Provided information:

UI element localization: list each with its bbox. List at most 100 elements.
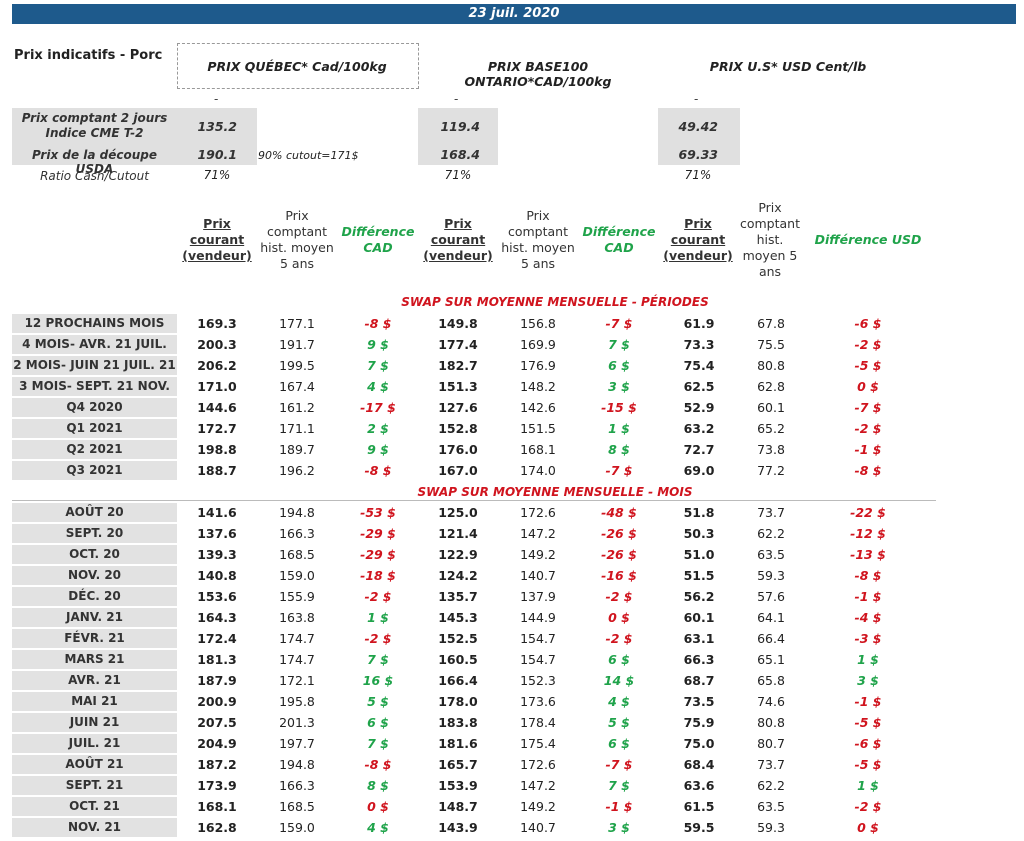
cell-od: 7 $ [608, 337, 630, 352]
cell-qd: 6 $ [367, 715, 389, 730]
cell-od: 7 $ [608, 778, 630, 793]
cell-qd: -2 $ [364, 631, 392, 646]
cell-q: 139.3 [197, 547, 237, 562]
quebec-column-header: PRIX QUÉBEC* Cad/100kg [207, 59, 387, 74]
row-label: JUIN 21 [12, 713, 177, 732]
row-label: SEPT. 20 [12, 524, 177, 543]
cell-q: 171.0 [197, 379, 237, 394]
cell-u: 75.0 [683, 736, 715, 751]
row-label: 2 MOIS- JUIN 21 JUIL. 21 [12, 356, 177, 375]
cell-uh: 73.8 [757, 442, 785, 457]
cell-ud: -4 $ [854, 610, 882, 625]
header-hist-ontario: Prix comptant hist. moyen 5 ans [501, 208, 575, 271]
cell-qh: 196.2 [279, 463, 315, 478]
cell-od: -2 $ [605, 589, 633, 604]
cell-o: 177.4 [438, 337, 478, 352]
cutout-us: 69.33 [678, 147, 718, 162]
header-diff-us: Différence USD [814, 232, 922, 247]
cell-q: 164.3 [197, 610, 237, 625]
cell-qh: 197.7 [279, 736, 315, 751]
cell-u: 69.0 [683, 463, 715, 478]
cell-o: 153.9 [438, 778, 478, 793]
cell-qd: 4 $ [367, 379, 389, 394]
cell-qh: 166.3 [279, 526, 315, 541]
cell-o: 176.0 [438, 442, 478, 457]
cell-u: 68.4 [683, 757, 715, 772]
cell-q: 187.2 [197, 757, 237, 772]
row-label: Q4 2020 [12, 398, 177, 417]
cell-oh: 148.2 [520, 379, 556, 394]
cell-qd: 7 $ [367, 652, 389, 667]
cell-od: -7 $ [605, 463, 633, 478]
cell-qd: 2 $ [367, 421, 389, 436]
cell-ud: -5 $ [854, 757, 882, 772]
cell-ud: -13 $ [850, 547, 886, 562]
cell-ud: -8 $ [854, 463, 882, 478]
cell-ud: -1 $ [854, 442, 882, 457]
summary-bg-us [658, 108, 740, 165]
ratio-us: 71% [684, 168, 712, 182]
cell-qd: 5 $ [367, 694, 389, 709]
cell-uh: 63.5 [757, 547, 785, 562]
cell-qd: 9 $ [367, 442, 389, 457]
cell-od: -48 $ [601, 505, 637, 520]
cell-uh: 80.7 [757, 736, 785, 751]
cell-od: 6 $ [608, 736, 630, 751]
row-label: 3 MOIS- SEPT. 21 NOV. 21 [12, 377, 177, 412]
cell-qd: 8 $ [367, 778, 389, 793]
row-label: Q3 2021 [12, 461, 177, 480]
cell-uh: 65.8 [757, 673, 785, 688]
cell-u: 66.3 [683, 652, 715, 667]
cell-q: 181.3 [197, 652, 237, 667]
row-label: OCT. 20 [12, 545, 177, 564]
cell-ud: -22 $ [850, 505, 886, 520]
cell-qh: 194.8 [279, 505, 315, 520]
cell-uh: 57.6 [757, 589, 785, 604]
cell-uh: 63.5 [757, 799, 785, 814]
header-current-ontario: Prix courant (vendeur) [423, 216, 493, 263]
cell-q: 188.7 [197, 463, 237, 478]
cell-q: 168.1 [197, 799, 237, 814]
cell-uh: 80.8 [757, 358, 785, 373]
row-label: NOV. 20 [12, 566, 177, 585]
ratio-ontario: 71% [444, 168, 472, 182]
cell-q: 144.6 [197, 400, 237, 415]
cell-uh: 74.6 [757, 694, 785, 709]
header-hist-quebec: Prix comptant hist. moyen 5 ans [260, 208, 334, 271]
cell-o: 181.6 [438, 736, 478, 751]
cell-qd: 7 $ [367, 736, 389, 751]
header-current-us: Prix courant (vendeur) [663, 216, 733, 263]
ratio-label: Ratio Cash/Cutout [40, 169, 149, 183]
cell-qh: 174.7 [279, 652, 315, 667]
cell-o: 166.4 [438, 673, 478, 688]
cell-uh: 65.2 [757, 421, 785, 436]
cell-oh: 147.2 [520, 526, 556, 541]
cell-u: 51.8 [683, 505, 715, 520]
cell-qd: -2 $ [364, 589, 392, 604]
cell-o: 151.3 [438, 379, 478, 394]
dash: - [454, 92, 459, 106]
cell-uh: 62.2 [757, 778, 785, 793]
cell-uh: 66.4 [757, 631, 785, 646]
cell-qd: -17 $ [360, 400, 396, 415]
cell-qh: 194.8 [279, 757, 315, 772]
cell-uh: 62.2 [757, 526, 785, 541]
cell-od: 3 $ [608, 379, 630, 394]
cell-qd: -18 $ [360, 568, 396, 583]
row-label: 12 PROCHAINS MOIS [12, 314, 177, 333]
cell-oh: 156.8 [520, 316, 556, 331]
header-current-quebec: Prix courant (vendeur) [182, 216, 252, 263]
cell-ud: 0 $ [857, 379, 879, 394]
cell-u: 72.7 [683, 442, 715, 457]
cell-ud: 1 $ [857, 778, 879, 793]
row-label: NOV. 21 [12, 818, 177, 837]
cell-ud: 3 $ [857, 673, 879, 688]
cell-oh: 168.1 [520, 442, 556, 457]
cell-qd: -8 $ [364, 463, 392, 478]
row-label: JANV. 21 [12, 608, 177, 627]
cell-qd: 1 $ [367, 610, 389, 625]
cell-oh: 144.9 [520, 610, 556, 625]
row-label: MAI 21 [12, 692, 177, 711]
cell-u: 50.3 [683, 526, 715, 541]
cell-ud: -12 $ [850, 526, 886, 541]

* * *

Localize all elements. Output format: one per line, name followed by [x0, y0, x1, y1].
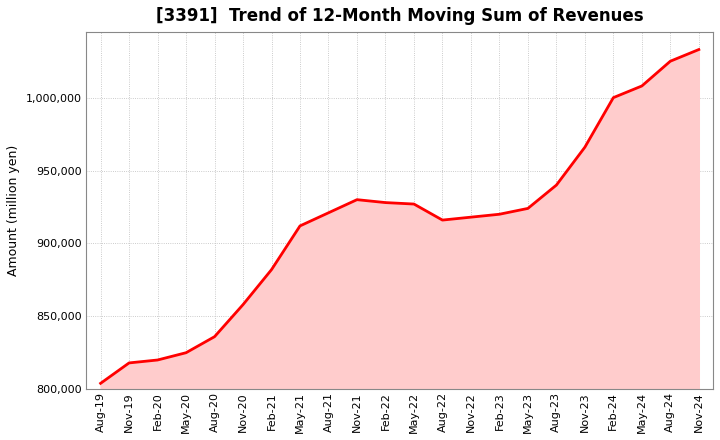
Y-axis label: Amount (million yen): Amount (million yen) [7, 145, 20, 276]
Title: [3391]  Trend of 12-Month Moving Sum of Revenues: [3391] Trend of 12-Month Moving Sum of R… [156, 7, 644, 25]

What the task asks: Copy the lines between the one holding "Localize all elements." and the one holding "7, 644, 25]", inclusive, with "one per line" replaced by "each on its own line" and nothing else changed. Leave the pictures out.

Response to this exercise:
Localize all elements. Output format: each on its own line, name followed by [x0, y0, x1, y1].
Y-axis label: Amount (million yen): Amount (million yen) [7, 145, 20, 276]
Title: [3391]  Trend of 12-Month Moving Sum of Revenues: [3391] Trend of 12-Month Moving Sum of R… [156, 7, 644, 25]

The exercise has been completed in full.